### What is asked
Set down each line of the data below exactly as it stands, dropping the pictures.

### Material for the task
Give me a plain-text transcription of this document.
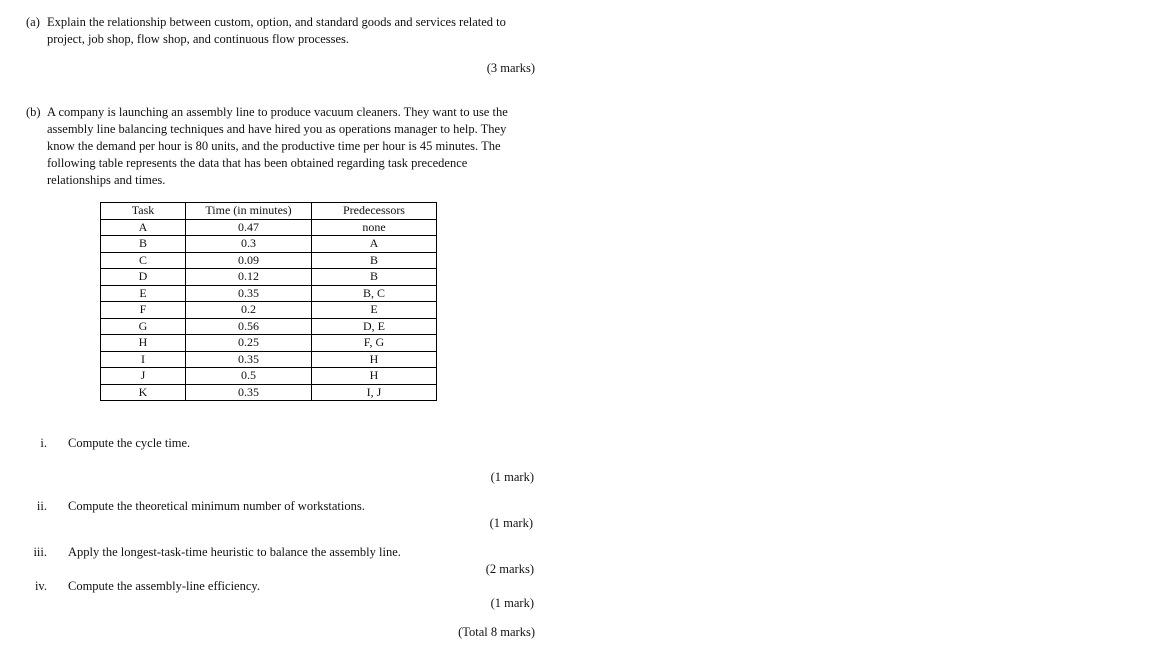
(a) Explain the relationship between custom, option, and standard goods and services related to
project, job shop, flow shop, and continuous flow processes.
(3 marks)
(b) A company is launching an assembly line to produce vacuum cleaners. They want to use the
assembly line balancing techniques and have hired you as operations manager to help. They
know the demand per hour is 80 units, and the productive time per hour is 45 minutes. The
following table represents the data that has been obtained regarding task precedence
relationships and times.
Task	Time (in minutes)	Predecessors
A	0.47	none
B	0.3	A
C	0.09	B
D	0.12	B
E	0.35	B, C
F	0.2	E
G	0.56	D, E
H	0.25	F, G
I	0.35	H
J	0.5	H
K	0.35	I, J
i. Compute the cycle time.
(1 mark)
ii. Compute the theoretical minimum number of workstations.
(1 mark)
iii. Apply the longest-task-time heuristic to balance the assembly line.
(2 marks)
iv. Compute the assembly-line efficiency.
(1 mark)
(Total 8 marks)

### Exercise result
Give me a plain-text transcription of this document.
(a) Explain the relationship between custom, option, and standard goods and services related to
project, job shop, flow shop, and continuous flow processes.
(3 marks)
(b) A company is launching an assembly line to produce vacuum cleaners. They want to use the
assembly line balancing techniques and have hired you as operations manager to help. They
know the demand per hour is 80 units, and the productive time per hour is 45 minutes. The
following table represents the data that has been obtained regarding task precedence
relationships and times.
Task	Time (in minutes)	Predecessors
A	0.47	none
B	0.3	A
C	0.09	B
D	0.12	B
E	0.35	B, C
F	0.2	E
G	0.56	D, E
H	0.25	F, G
I	0.35	H
J	0.5	H
K	0.35	I, J
i. Compute the cycle time.
(1 mark)
ii. Compute the theoretical minimum number of workstations.
(1 mark)
iii. Apply the longest-task-time heuristic to balance the assembly line.
(2 marks)
iv. Compute the assembly-line efficiency.
(1 mark)
(Total 8 marks)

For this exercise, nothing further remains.